Repeat exactly each line of the data provided below.

+===+

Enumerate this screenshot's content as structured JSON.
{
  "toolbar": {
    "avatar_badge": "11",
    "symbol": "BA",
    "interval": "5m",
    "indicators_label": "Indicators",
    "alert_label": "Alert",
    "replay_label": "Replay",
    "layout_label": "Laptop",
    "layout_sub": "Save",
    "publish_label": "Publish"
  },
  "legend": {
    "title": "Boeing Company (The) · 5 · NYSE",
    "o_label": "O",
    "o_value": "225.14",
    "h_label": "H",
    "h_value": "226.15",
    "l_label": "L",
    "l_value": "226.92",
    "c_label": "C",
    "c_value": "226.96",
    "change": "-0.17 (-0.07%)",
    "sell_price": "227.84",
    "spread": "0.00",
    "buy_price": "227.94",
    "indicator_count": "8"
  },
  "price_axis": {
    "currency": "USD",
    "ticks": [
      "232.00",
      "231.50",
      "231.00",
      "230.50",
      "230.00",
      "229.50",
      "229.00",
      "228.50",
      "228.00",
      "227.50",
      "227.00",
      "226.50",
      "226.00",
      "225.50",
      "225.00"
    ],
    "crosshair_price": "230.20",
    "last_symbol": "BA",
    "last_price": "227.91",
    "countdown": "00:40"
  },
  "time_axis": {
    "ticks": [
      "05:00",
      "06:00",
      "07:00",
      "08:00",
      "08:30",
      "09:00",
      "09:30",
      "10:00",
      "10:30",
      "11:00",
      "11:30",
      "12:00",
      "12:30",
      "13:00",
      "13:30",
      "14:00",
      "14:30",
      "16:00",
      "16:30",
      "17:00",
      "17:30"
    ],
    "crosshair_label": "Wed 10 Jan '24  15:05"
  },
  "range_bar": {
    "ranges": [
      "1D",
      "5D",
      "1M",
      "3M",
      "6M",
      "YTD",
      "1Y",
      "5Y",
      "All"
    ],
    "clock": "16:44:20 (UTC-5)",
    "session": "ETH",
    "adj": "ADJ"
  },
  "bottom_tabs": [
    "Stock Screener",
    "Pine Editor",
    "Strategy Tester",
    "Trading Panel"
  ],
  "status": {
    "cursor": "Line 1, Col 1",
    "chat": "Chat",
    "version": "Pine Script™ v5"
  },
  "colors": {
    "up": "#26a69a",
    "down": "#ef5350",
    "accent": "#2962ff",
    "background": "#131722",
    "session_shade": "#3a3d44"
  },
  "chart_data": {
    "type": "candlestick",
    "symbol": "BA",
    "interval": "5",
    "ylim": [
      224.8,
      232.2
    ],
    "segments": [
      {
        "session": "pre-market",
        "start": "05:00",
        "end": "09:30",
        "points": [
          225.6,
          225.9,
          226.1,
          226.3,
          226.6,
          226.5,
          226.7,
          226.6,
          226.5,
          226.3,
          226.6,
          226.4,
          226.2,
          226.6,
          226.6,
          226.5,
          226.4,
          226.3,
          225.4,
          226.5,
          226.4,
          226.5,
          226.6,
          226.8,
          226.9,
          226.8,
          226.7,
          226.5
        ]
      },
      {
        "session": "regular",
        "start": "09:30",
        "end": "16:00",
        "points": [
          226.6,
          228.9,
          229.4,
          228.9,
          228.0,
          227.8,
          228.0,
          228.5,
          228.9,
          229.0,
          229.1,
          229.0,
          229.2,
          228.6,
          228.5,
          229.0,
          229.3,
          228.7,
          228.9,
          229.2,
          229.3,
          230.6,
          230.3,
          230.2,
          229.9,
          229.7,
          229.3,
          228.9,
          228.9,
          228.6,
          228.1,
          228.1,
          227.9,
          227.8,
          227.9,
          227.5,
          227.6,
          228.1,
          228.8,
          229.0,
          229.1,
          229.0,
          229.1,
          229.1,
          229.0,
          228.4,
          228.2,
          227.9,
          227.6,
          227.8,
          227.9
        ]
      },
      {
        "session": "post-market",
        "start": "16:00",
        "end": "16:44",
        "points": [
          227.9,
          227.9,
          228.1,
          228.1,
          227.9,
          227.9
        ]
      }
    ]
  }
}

+===+

• _EXERCISE ANSWER_
Enumerate this screenshot's content as structured JSON.
{
  "toolbar": {
    "avatar_badge": "11",
    "symbol": "BA",
    "interval": "5m",
    "indicators_label": "Indicators",
    "alert_label": "Alert",
    "replay_label": "Replay",
    "layout_label": "Laptop",
    "layout_sub": "Save",
    "publish_label": "Publish"
  },
  "legend": {
    "title": "Boeing Company (The) · 5 · NYSE",
    "o_label": "O",
    "o_value": "225.14",
    "h_label": "H",
    "h_value": "226.15",
    "l_label": "L",
    "l_value": "226.92",
    "c_label": "C",
    "c_value": "226.96",
    "change": "-0.17 (-0.07%)",
    "sell_price": "227.84",
    "spread": "0.00",
    "buy_price": "227.94",
    "indicator_count": "8"
  },
  "price_axis": {
    "currency": "USD",
    "ticks": [
      "232.00",
      "231.50",
      "231.00",
      "230.50",
      "230.00",
      "229.50",
      "229.00",
      "228.50",
      "228.00",
      "227.50",
      "227.00",
      "226.50",
      "226.00",
      "225.50",
      "225.00"
    ],
    "crosshair_price": "230.20",
    "last_symbol": "BA",
    "last_price": "227.91",
    "countdown": "00:40"
  },
  "time_axis": {
    "ticks": [
      "05:00",
      "06:00",
      "07:00",
      "08:00",
      "08:30",
      "09:00",
      "09:30",
      "10:00",
      "10:30",
      "11:00",
      "11:30",
      "12:00",
      "12:30",
      "13:00",
      "13:30",
      "14:00",
      "14:30",
      "16:00",
      "16:30",
      "17:00",
      "17:30"
    ],
    "crosshair_label": "Wed 10 Jan '24  15:05"
  },
  "range_bar": {
    "ranges": [
      "1D",
      "5D",
      "1M",
      "3M",
      "6M",
      "YTD",
      "1Y",
      "5Y",
      "All"
    ],
    "clock": "16:44:20 (UTC-5)",
    "session": "ETH",
    "adj": "ADJ"
  },
  "bottom_tabs": [
    "Stock Screener",
    "Pine Editor",
    "Strategy Tester",
    "Trading Panel"
  ],
  "status": {
    "cursor": "Line 1, Col 1",
    "chat": "Chat",
    "version": "Pine Script™ v5"
  },
  "colors": {
    "up": "#26a69a",
    "down": "#ef5350",
    "accent": "#2962ff",
    "background": "#131722",
    "session_shade": "#3a3d44"
  },
  "chart_data": {
    "type": "candlestick",
    "symbol": "BA",
    "interval": "5",
    "ylim": [
      224.8,
      232.2
    ],
    "segments": [
      {
        "session": "pre-market",
        "start": "05:00",
        "end": "09:30",
        "points": [
          225.6,
          225.9,
          226.1,
          226.3,
          226.6,
          226.5,
          226.7,
          226.6,
          226.5,
          226.3,
          226.6,
          226.4,
          226.2,
          226.6,
          226.6,
          226.5,
          226.4,
          226.3,
          225.4,
          226.5,
          226.4,
          226.5,
          226.6,
          226.8,
          226.9,
          226.8,
          226.7,
          226.5
        ]
      },
      {
        "session": "regular",
        "start": "09:30",
        "end": "16:00",
        "points": [
          226.6,
          228.9,
          229.4,
          228.9,
          228.0,
          227.8,
          228.0,
          228.5,
          228.9,
          229.0,
          229.1,
          229.0,
          229.2,
          228.6,
          228.5,
          229.0,
          229.3,
          228.7,
          228.9,
          229.2,
          229.3,
          230.6,
          230.3,
          230.2,
          229.9,
          229.7,
          229.3,
          228.9,
          228.9,
          228.6,
          228.1,
          228.1,
          227.9,
          227.8,
          227.9,
          227.5,
          227.6,
          228.1,
          228.8,
          229.0,
          229.1,
          229.0,
          229.1,
          229.1,
          229.0,
          228.4,
          228.2,
          227.9,
          227.6,
          227.8,
          227.9
        ]
      },
      {
        "session": "post-market",
        "start": "16:00",
        "end": "16:44",
        "points": [
          227.9,
          227.9,
          228.1,
          228.1,
          227.9,
          227.9
        ]
      }
    ]
  }
}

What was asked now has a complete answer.